▶ [Work instructions]: Every line with the word "color" in it should be extracted from the data that follows.
** START Rows **
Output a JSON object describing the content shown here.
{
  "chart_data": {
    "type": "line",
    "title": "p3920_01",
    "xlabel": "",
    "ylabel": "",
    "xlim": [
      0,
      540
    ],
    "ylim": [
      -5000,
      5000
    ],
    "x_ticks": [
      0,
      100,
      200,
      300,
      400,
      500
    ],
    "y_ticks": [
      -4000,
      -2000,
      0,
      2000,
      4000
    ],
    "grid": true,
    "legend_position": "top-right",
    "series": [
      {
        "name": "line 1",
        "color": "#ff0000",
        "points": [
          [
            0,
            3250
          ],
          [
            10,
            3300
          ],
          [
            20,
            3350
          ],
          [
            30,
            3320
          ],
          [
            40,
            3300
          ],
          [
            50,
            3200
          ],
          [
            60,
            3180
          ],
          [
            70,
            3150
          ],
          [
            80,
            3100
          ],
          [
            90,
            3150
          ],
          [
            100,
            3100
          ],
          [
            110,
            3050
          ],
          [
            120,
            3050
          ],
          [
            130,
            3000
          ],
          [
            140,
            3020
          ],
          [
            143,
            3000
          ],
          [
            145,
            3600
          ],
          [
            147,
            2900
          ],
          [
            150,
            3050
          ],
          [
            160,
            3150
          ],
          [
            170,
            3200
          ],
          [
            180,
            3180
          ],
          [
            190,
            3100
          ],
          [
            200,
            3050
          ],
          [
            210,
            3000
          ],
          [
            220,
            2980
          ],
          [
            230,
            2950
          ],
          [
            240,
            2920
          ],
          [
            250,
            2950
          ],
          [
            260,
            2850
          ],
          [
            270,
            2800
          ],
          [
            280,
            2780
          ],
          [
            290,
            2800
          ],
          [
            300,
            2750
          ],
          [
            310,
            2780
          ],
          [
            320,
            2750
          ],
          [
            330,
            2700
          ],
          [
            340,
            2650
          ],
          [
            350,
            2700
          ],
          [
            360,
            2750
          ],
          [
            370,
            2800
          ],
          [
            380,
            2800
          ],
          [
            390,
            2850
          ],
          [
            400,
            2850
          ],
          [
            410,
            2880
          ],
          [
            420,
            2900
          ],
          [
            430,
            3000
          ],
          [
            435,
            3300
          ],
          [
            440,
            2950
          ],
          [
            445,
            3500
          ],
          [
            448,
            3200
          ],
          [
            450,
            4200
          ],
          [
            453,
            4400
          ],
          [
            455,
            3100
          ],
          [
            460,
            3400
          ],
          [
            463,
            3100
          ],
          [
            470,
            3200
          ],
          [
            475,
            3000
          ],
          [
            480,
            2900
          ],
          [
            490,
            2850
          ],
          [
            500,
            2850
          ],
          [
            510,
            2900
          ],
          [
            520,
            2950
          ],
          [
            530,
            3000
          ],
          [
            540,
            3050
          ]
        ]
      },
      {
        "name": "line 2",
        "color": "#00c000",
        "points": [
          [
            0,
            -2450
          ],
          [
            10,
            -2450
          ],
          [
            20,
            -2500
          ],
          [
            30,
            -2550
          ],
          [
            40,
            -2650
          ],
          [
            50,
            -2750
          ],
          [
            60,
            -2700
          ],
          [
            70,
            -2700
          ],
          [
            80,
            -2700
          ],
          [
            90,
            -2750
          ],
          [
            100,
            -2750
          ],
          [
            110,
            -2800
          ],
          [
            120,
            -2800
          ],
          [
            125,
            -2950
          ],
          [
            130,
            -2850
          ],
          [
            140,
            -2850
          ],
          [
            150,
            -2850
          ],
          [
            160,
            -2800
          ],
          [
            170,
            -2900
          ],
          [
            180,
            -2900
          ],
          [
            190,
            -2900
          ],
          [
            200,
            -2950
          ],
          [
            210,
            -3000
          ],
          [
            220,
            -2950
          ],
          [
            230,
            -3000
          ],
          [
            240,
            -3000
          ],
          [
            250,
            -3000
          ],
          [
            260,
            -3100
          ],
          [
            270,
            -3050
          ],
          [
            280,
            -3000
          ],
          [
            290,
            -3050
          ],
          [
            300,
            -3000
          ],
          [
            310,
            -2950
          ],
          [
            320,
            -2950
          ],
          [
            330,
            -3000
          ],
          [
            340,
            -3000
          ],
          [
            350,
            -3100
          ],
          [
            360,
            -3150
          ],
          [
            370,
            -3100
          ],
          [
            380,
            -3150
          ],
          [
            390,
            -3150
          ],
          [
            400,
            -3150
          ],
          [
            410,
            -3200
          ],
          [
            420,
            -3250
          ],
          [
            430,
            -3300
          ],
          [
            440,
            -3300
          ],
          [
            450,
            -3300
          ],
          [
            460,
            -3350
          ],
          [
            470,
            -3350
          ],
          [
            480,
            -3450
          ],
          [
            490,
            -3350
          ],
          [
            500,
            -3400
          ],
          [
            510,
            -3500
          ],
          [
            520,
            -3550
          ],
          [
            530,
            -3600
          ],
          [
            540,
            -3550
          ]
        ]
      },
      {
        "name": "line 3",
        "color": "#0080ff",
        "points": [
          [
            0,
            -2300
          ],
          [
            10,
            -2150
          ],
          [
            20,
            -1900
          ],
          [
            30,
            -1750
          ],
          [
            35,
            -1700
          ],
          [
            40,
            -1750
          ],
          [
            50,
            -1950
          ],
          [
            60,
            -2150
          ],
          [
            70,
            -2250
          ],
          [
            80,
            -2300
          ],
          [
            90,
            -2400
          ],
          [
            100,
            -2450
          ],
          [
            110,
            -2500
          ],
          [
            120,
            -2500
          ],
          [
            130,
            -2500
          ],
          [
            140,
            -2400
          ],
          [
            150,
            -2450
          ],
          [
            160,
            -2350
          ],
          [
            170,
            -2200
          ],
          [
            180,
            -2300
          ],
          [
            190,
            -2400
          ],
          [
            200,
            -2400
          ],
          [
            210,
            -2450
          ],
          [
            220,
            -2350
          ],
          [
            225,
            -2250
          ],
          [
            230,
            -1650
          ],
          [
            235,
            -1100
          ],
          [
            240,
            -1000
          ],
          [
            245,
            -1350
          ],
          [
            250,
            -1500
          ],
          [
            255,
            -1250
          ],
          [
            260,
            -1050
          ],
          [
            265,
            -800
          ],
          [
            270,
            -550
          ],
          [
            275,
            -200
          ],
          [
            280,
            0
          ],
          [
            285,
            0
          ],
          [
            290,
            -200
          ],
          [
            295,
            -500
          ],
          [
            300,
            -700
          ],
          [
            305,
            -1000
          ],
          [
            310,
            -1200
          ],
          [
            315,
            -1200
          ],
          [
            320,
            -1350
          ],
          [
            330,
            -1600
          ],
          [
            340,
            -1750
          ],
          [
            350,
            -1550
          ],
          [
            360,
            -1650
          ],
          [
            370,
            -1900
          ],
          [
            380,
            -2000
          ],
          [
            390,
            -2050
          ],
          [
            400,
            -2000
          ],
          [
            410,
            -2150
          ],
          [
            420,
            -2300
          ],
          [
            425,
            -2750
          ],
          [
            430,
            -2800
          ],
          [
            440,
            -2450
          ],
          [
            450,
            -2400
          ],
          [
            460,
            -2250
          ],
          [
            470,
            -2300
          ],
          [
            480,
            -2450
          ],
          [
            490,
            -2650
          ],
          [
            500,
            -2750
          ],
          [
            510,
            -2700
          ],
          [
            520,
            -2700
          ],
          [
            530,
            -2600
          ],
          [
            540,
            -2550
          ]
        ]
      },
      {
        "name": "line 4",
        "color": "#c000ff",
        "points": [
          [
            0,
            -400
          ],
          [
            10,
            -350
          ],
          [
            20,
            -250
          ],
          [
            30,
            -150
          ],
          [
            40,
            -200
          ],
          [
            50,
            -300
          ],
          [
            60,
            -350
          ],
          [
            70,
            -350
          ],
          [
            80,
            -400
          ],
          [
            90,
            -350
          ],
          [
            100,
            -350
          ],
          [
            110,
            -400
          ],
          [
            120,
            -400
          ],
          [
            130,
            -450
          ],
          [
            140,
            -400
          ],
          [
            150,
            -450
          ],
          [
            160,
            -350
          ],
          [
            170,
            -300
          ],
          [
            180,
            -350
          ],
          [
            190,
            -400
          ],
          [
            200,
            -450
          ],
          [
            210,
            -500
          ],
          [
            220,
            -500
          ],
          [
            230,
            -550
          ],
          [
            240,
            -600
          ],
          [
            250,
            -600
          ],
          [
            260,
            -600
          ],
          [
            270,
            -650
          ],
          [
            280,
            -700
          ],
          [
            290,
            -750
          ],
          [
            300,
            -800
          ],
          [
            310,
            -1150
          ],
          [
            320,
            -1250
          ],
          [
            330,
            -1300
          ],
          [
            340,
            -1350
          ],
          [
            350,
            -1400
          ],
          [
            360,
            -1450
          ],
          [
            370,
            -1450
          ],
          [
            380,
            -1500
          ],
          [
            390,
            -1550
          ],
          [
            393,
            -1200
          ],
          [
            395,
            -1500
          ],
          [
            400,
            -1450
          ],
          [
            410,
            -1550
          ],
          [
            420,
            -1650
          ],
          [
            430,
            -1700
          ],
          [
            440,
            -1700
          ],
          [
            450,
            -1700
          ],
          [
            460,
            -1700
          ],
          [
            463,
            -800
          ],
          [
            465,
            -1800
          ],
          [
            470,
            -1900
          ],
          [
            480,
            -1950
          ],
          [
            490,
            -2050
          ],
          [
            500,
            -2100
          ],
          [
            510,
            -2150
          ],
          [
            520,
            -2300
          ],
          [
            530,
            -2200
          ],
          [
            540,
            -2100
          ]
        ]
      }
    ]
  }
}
** END Rows **
▶ [The answer]:
        "color": "#ff0000",
        "color": "#00c000",
        "color": "#0080ff",
        "color": "#c000ff",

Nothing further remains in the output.